→ Task brief
Could you return each line from the one bearing "Decode this chart: output" through the last line of the entries, exactly as it stands, with no pictures?

[Start The input]

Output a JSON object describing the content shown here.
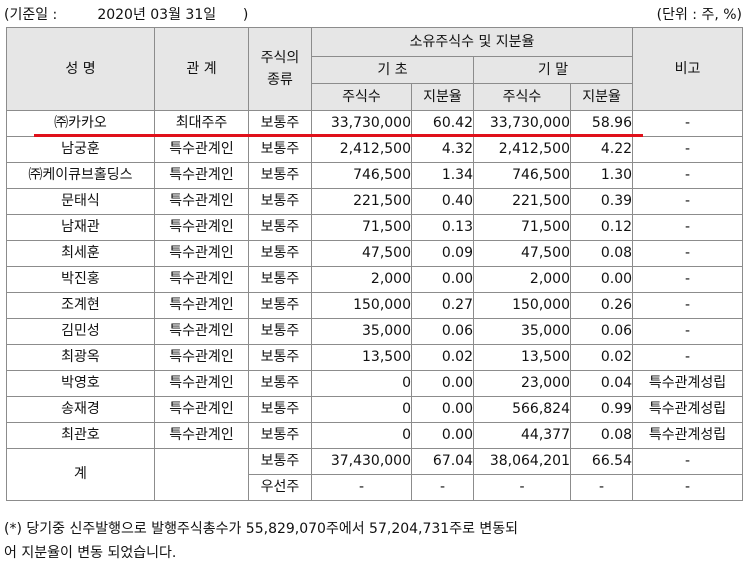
{
  "header": {
    "base_date": "(기준일 :         2020년 03월 31일      )",
    "unit": "(단위 : 주, %)"
  },
  "table": {
    "col_name": "성 명",
    "col_relation": "관 계",
    "col_stock_type": "주식의\n종류",
    "col_ownership": "소유주식수 및 지분율",
    "col_begin": "기 초",
    "col_end": "기 말",
    "col_note": "비고",
    "col_shares_begin": "주식수",
    "col_ratio_begin": "지분율",
    "col_shares_end": "주식수",
    "col_ratio_end": "지분율",
    "rows": [
      {
        "name": "㈜카카오",
        "relation": "최대주주",
        "type": "보통주",
        "shares_begin": "33,730,000",
        "ratio_begin": "60.42",
        "shares_end": "33,730,000",
        "ratio_end": "58.96",
        "note": "-"
      },
      {
        "name": "남궁훈",
        "relation": "특수관계인",
        "type": "보통주",
        "shares_begin": "2,412,500",
        "ratio_begin": "4.32",
        "shares_end": "2,412,500",
        "ratio_end": "4.22",
        "note": "-"
      },
      {
        "name": "㈜케이큐브홀딩스",
        "relation": "특수관계인",
        "type": "보통주",
        "shares_begin": "746,500",
        "ratio_begin": "1.34",
        "shares_end": "746,500",
        "ratio_end": "1.30",
        "note": "-"
      },
      {
        "name": "문태식",
        "relation": "특수관계인",
        "type": "보통주",
        "shares_begin": "221,500",
        "ratio_begin": "0.40",
        "shares_end": "221,500",
        "ratio_end": "0.39",
        "note": "-"
      },
      {
        "name": "남재관",
        "relation": "특수관계인",
        "type": "보통주",
        "shares_begin": "71,500",
        "ratio_begin": "0.13",
        "shares_end": "71,500",
        "ratio_end": "0.12",
        "note": "-"
      },
      {
        "name": "최세훈",
        "relation": "특수관계인",
        "type": "보통주",
        "shares_begin": "47,500",
        "ratio_begin": "0.09",
        "shares_end": "47,500",
        "ratio_end": "0.08",
        "note": "-"
      },
      {
        "name": "박진홍",
        "relation": "특수관계인",
        "type": "보통주",
        "shares_begin": "2,000",
        "ratio_begin": "0.00",
        "shares_end": "2,000",
        "ratio_end": "0.00",
        "note": "-"
      },
      {
        "name": "조계현",
        "relation": "특수관계인",
        "type": "보통주",
        "shares_begin": "150,000",
        "ratio_begin": "0.27",
        "shares_end": "150,000",
        "ratio_end": "0.26",
        "note": "-"
      },
      {
        "name": "김민성",
        "relation": "특수관계인",
        "type": "보통주",
        "shares_begin": "35,000",
        "ratio_begin": "0.06",
        "shares_end": "35,000",
        "ratio_end": "0.06",
        "note": "-"
      },
      {
        "name": "최광옥",
        "relation": "특수관계인",
        "type": "보통주",
        "shares_begin": "13,500",
        "ratio_begin": "0.02",
        "shares_end": "13,500",
        "ratio_end": "0.02",
        "note": "-"
      },
      {
        "name": "박영호",
        "relation": "특수관계인",
        "type": "보통주",
        "shares_begin": "0",
        "ratio_begin": "0.00",
        "shares_end": "23,000",
        "ratio_end": "0.04",
        "note": "특수관계성립"
      },
      {
        "name": "송재경",
        "relation": "특수관계인",
        "type": "보통주",
        "shares_begin": "0",
        "ratio_begin": "0.00",
        "shares_end": "566,824",
        "ratio_end": "0.99",
        "note": "특수관계성립"
      },
      {
        "name": "최관호",
        "relation": "특수관계인",
        "type": "보통주",
        "shares_begin": "0",
        "ratio_begin": "0.00",
        "shares_end": "44,377",
        "ratio_end": "0.08",
        "note": "특수관계성립"
      }
    ],
    "total": {
      "label": "계",
      "common_type": "보통주",
      "common_shares_begin": "37,430,000",
      "common_ratio_begin": "67.04",
      "common_shares_end": "38,064,201",
      "common_ratio_end": "66.54",
      "common_note": "-",
      "preferred_type": "우선주",
      "preferred_shares_begin": "-",
      "preferred_ratio_begin": "-",
      "preferred_shares_end": "-",
      "preferred_ratio_end": "-",
      "preferred_note": "-"
    }
  },
  "annotation_color": "#e0101a",
  "footnote": "(*) 당기중 신주발행으로 발행주식총수가 55,829,070주에서 57,204,731주로 변동되\n어 지분율이 변동 되었습니다."
}
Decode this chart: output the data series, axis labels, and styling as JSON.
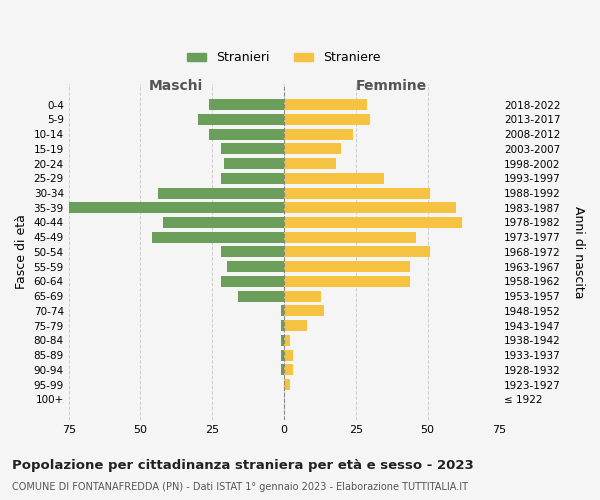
{
  "age_groups": [
    "100+",
    "95-99",
    "90-94",
    "85-89",
    "80-84",
    "75-79",
    "70-74",
    "65-69",
    "60-64",
    "55-59",
    "50-54",
    "45-49",
    "40-44",
    "35-39",
    "30-34",
    "25-29",
    "20-24",
    "15-19",
    "10-14",
    "5-9",
    "0-4"
  ],
  "birth_years": [
    "≤ 1922",
    "1923-1927",
    "1928-1932",
    "1933-1937",
    "1938-1942",
    "1943-1947",
    "1948-1952",
    "1953-1957",
    "1958-1962",
    "1963-1967",
    "1968-1972",
    "1973-1977",
    "1978-1982",
    "1983-1987",
    "1988-1992",
    "1993-1997",
    "1998-2002",
    "2003-2007",
    "2008-2012",
    "2013-2017",
    "2018-2022"
  ],
  "males": [
    0,
    0,
    1,
    1,
    1,
    1,
    1,
    16,
    22,
    20,
    22,
    46,
    42,
    75,
    44,
    22,
    21,
    22,
    26,
    30,
    26
  ],
  "females": [
    0,
    2,
    3,
    3,
    2,
    8,
    14,
    13,
    44,
    44,
    51,
    46,
    62,
    60,
    51,
    35,
    18,
    20,
    24,
    30,
    29
  ],
  "male_color": "#6a9e5a",
  "female_color": "#f5c242",
  "background_color": "#f5f5f5",
  "grid_color": "#cccccc",
  "title": "Popolazione per cittadinanza straniera per età e sesso - 2023",
  "subtitle": "COMUNE DI FONTANAFREDDA (PN) - Dati ISTAT 1° gennaio 2023 - Elaborazione TUTTITALIA.IT",
  "xlabel_left": "Maschi",
  "xlabel_right": "Femmine",
  "ylabel_left": "Fasce di età",
  "ylabel_right": "Anni di nascita",
  "legend_male": "Stranieri",
  "legend_female": "Straniere",
  "xlim": 75
}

[End The input]

→ Finished task
Decode this chart: output the data series, axis labels, and styling as JSON.
{
  "age_groups": [
    "100+",
    "95-99",
    "90-94",
    "85-89",
    "80-84",
    "75-79",
    "70-74",
    "65-69",
    "60-64",
    "55-59",
    "50-54",
    "45-49",
    "40-44",
    "35-39",
    "30-34",
    "25-29",
    "20-24",
    "15-19",
    "10-14",
    "5-9",
    "0-4"
  ],
  "birth_years": [
    "≤ 1922",
    "1923-1927",
    "1928-1932",
    "1933-1937",
    "1938-1942",
    "1943-1947",
    "1948-1952",
    "1953-1957",
    "1958-1962",
    "1963-1967",
    "1968-1972",
    "1973-1977",
    "1978-1982",
    "1983-1987",
    "1988-1992",
    "1993-1997",
    "1998-2002",
    "2003-2007",
    "2008-2012",
    "2013-2017",
    "2018-2022"
  ],
  "males": [
    0,
    0,
    1,
    1,
    1,
    1,
    1,
    16,
    22,
    20,
    22,
    46,
    42,
    75,
    44,
    22,
    21,
    22,
    26,
    30,
    26
  ],
  "females": [
    0,
    2,
    3,
    3,
    2,
    8,
    14,
    13,
    44,
    44,
    51,
    46,
    62,
    60,
    51,
    35,
    18,
    20,
    24,
    30,
    29
  ],
  "male_color": "#6a9e5a",
  "female_color": "#f5c242",
  "background_color": "#f5f5f5",
  "grid_color": "#cccccc",
  "title": "Popolazione per cittadinanza straniera per età e sesso - 2023",
  "subtitle": "COMUNE DI FONTANAFREDDA (PN) - Dati ISTAT 1° gennaio 2023 - Elaborazione TUTTITALIA.IT",
  "xlabel_left": "Maschi",
  "xlabel_right": "Femmine",
  "ylabel_left": "Fasce di età",
  "ylabel_right": "Anni di nascita",
  "legend_male": "Stranieri",
  "legend_female": "Straniere",
  "xlim": 75
}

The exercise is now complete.